Problem to work on:
Rewrite every item below, replacing each occurrence of "elements" with "components" and leaving the rest unchanged. Leave the pictures out of your answer.

>> start Data extract

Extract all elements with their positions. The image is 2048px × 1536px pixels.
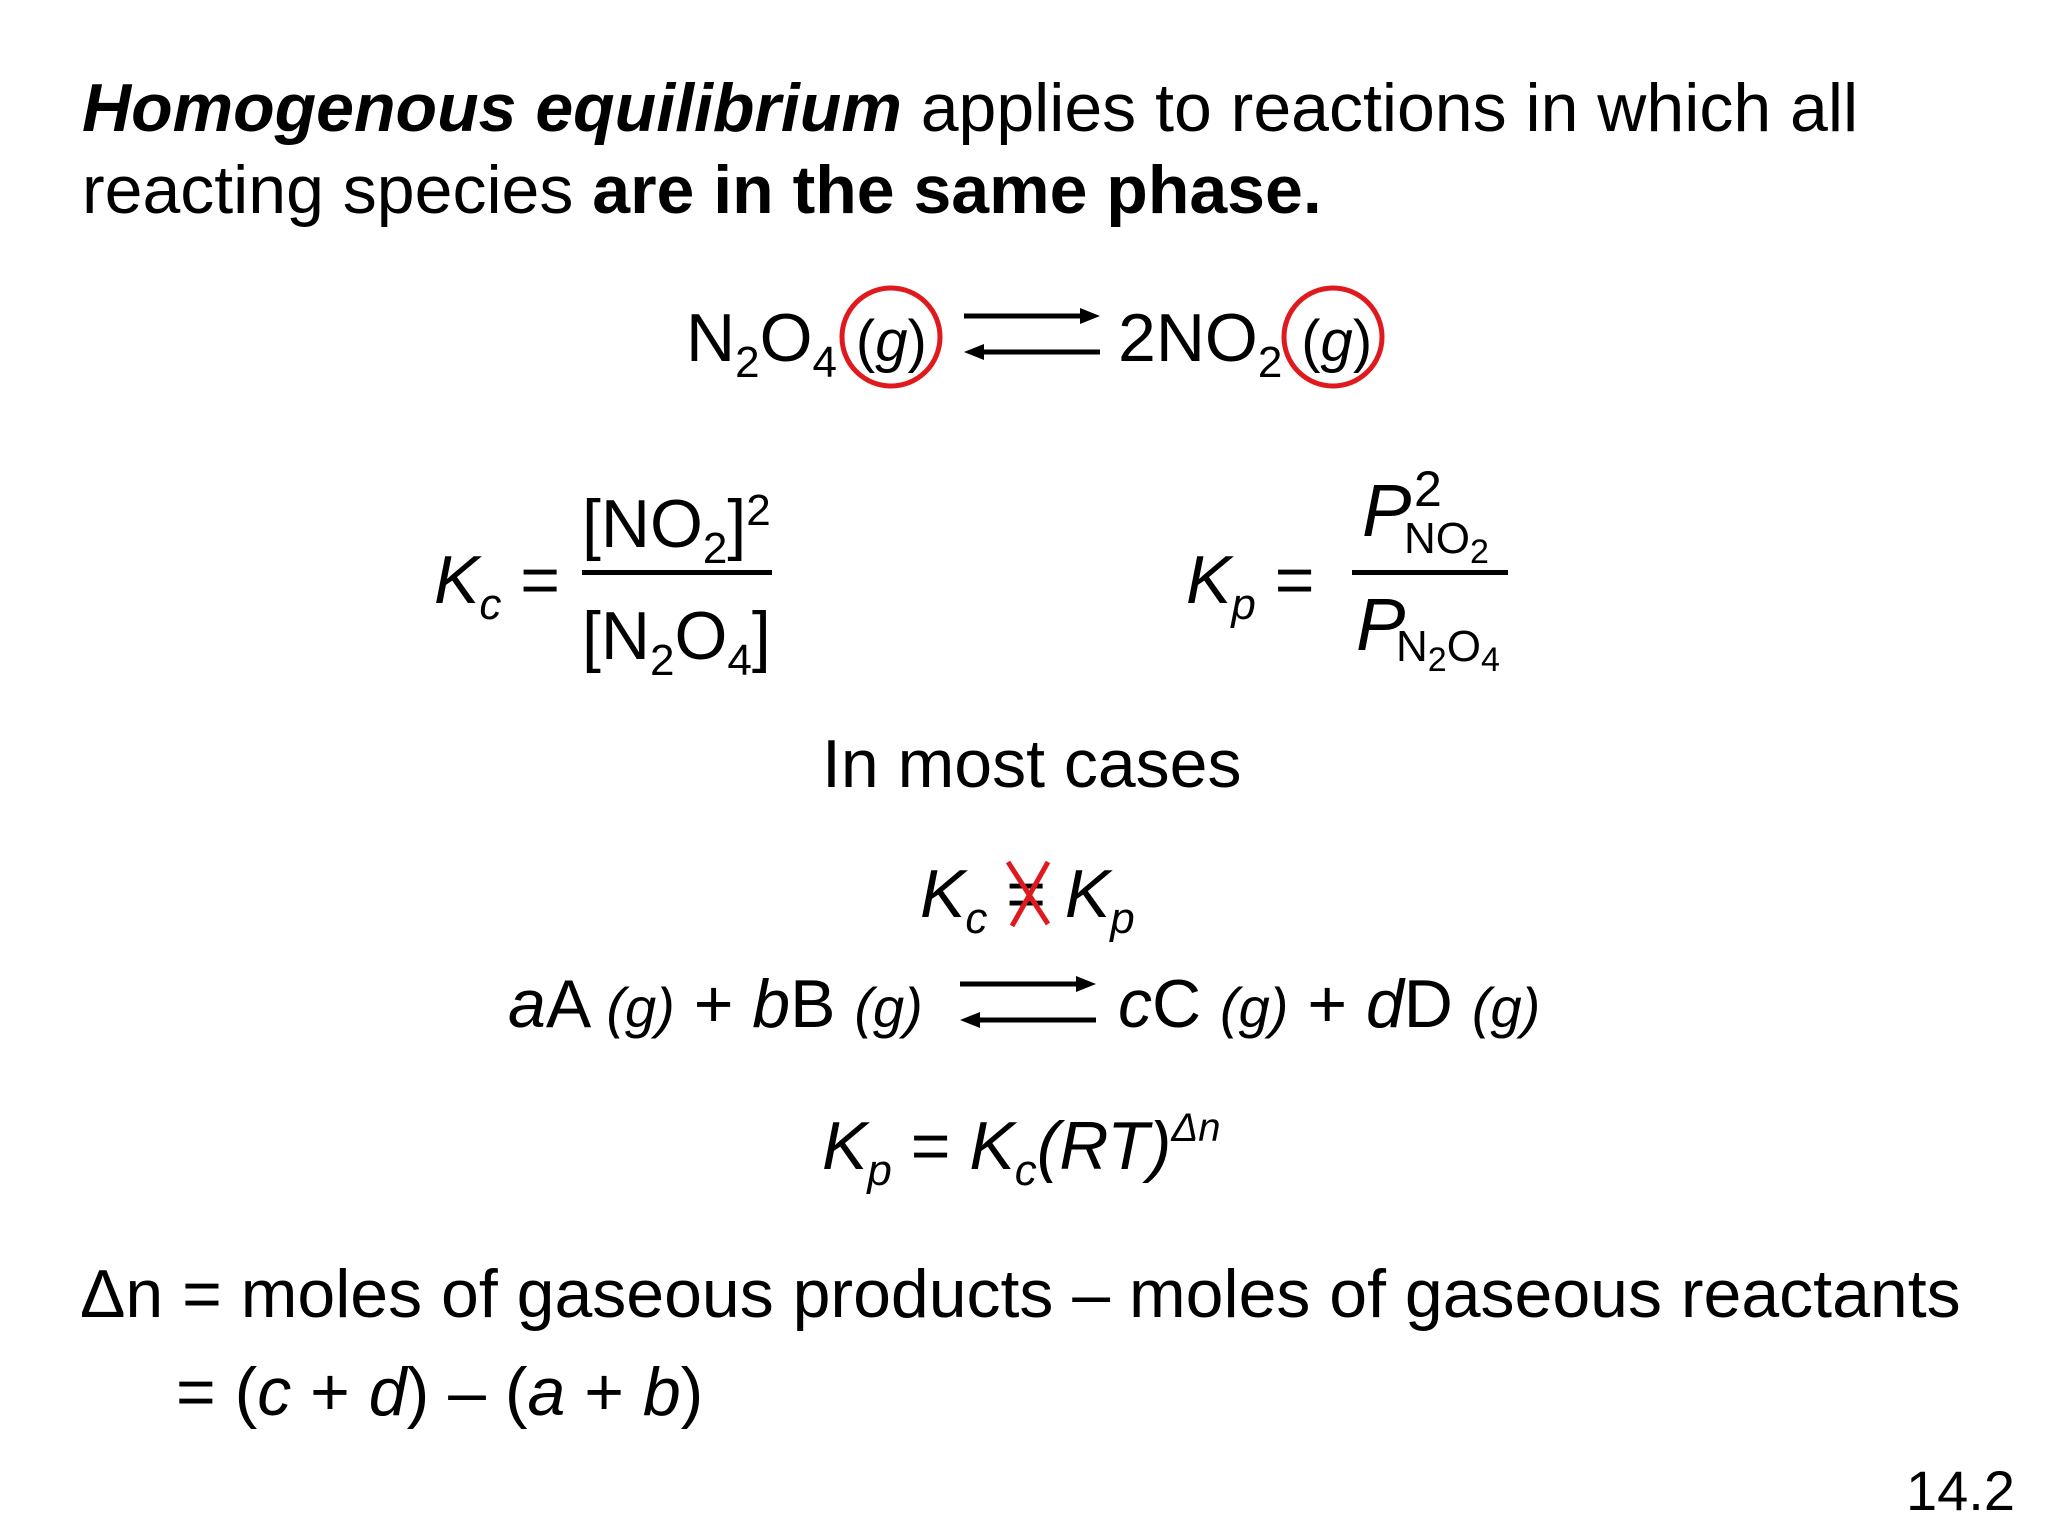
equilibrium-arrow-2 [960, 976, 1096, 1028]
red-x-mark [1005, 860, 1051, 928]
intro-line-2: reacting species are in the same phase. [82, 156, 1322, 224]
intro-emphasis: are in the same phase. [592, 152, 1322, 228]
intro-term: Homogenous equilibrium [82, 70, 902, 146]
general-reactants: aA (g) + bB (g) [508, 966, 923, 1042]
intro-line-1: Homogenous equilibrium applies to reacti… [82, 74, 1858, 142]
intro-text-a: applies to reactions in which all [901, 70, 1859, 146]
highlight-circle-product [1281, 285, 1385, 389]
reaction1-product-phase: g [1320, 309, 1353, 374]
kp-symbol: Kp = [1186, 542, 1315, 629]
kc-symbol: Kc = [434, 542, 560, 629]
delta-n-formula: = (c + d) – (a + b) [176, 1354, 704, 1430]
slide-number: 14.2 [1906, 1459, 2015, 1522]
most-cases-text: In most cases [822, 726, 1242, 802]
highlight-circle-reactant [839, 285, 943, 389]
kp-denominator: P N2O4 [1356, 583, 1500, 680]
intro-text-b: reacting species [82, 152, 593, 228]
reaction1-product: 2NO2 (g) [1118, 300, 1373, 387]
kp-kc-relation: Kp = Kc(RT)Δn [822, 1106, 1221, 1195]
kc-fraction-bar [582, 570, 772, 575]
delta-n-definition: Δn = moles of gaseous products – moles o… [80, 1256, 1961, 1332]
kp-fraction-bar [1352, 570, 1508, 575]
kp-numerator: P 2 NO2 [1362, 461, 1489, 571]
kc-denominator: [N2O4] [582, 598, 771, 685]
equilibrium-arrow-1 [964, 308, 1100, 360]
general-products: cC (g) + dD (g) [1118, 966, 1541, 1042]
reaction1-reactant-phase: g [875, 309, 908, 374]
kc-numerator: [NO2]2 [582, 486, 771, 573]
reaction1-reactant: N2O4 (g) [686, 300, 927, 387]
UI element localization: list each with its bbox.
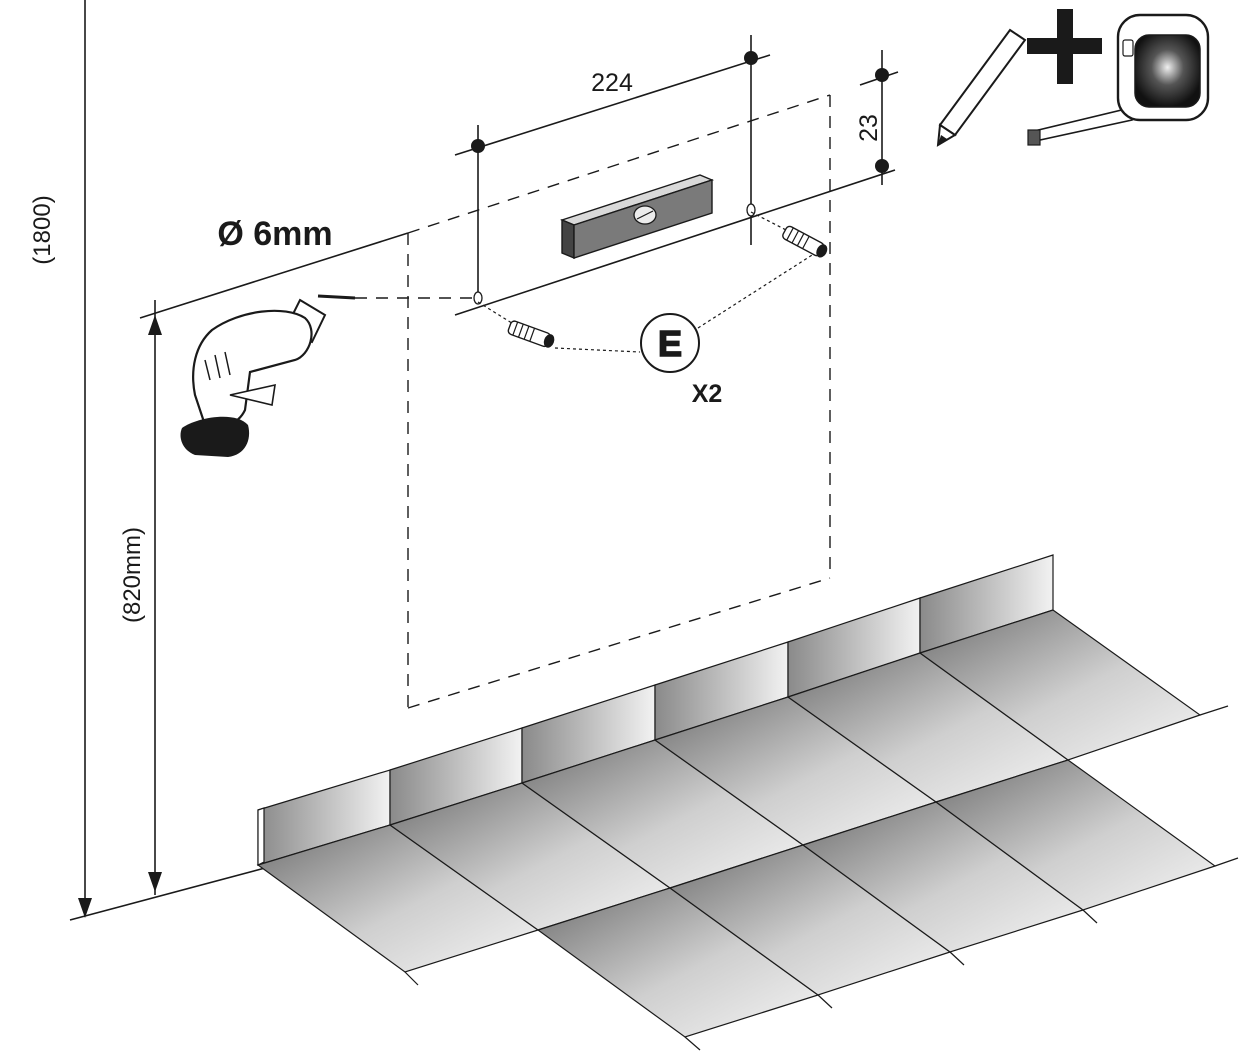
drill-diameter-label: Ø 6mm <box>217 215 332 253</box>
pencil-icon <box>936 28 1027 147</box>
spirit-level-icon <box>559 174 715 260</box>
tv-outline <box>355 94 831 709</box>
vertical-offset-dimension: 23 <box>855 50 899 185</box>
mount-height-label: (820mm) <box>119 527 146 623</box>
hole-spacing-label: 224 <box>591 69 633 97</box>
drill-icon <box>180 294 356 457</box>
total-height-label: (1800) <box>29 195 56 264</box>
vertical-offset-label: 23 <box>855 114 883 142</box>
mount-height-dimension: (820mm) <box>119 300 162 895</box>
floor-tiles <box>256 554 1239 1051</box>
part-letter: E <box>658 323 682 364</box>
quantity-label: X2 <box>692 380 723 408</box>
part-e-badge: E <box>640 313 700 373</box>
total-height-dimension: (1800) <box>29 0 92 918</box>
tape-measure-icon <box>1027 13 1210 146</box>
wall-plug-icon <box>477 211 828 353</box>
plus-icon <box>1027 9 1102 84</box>
hole-spacing-dimension: 224 <box>454 35 771 302</box>
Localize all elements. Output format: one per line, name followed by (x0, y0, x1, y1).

>> end Data extract

Reply:
Extract all components with their positions. The image is 2048px × 1536px pixels.
equilibrium-arrow-2 [960, 976, 1096, 1028]
red-x-mark [1005, 860, 1051, 928]
intro-line-2: reacting species are in the same phase. [82, 156, 1322, 224]
intro-emphasis: are in the same phase. [592, 152, 1322, 228]
intro-term: Homogenous equilibrium [82, 70, 902, 146]
general-reactants: aA (g) + bB (g) [508, 966, 923, 1042]
intro-line-1: Homogenous equilibrium applies to reacti… [82, 74, 1858, 142]
intro-text-a: applies to reactions in which all [901, 70, 1859, 146]
highlight-circle-product [1281, 285, 1385, 389]
reaction1-product-phase: g [1320, 309, 1353, 374]
kp-symbol: Kp = [1186, 542, 1315, 629]
kc-symbol: Kc = [434, 542, 560, 629]
delta-n-formula: = (c + d) – (a + b) [176, 1354, 704, 1430]
slide-number: 14.2 [1906, 1459, 2015, 1522]
most-cases-text: In most cases [822, 726, 1242, 802]
highlight-circle-reactant [839, 285, 943, 389]
kp-denominator: P N2O4 [1356, 583, 1500, 680]
intro-text-b: reacting species [82, 152, 593, 228]
reaction1-product: 2NO2 (g) [1118, 300, 1373, 387]
kp-kc-relation: Kp = Kc(RT)Δn [822, 1106, 1221, 1195]
kc-fraction-bar [582, 570, 772, 575]
delta-n-definition: Δn = moles of gaseous products – moles o… [80, 1256, 1961, 1332]
kp-fraction-bar [1352, 570, 1508, 575]
kp-numerator: P 2 NO2 [1362, 461, 1489, 571]
kc-denominator: [N2O4] [582, 598, 771, 685]
equilibrium-arrow-1 [964, 308, 1100, 360]
general-products: cC (g) + dD (g) [1118, 966, 1541, 1042]
reaction1-reactant-phase: g [875, 309, 908, 374]
kc-numerator: [NO2]2 [582, 486, 771, 573]
reaction1-reactant: N2O4 (g) [686, 300, 927, 387]
UI element localization: list each with its bbox.
drill-diameter-label: Ø 6mm <box>217 215 332 253</box>
pencil-icon <box>936 28 1027 147</box>
spirit-level-icon <box>559 174 715 260</box>
tv-outline <box>355 94 831 709</box>
vertical-offset-dimension: 23 <box>855 50 899 185</box>
mount-height-label: (820mm) <box>119 527 146 623</box>
hole-spacing-label: 224 <box>591 69 633 97</box>
drill-icon <box>180 294 356 457</box>
total-height-label: (1800) <box>29 195 56 264</box>
vertical-offset-label: 23 <box>855 114 883 142</box>
mount-height-dimension: (820mm) <box>119 300 162 895</box>
floor-tiles <box>256 554 1239 1051</box>
part-letter: E <box>658 323 682 364</box>
quantity-label: X2 <box>692 380 723 408</box>
part-e-badge: E <box>640 313 700 373</box>
total-height-dimension: (1800) <box>29 0 92 918</box>
tape-measure-icon <box>1027 13 1210 146</box>
wall-plug-icon <box>477 211 828 353</box>
plus-icon <box>1027 9 1102 84</box>
hole-spacing-dimension: 224 <box>454 35 771 302</box>
Localize all components. Output format: one per line, name followed by (x0, y0, x1, y1).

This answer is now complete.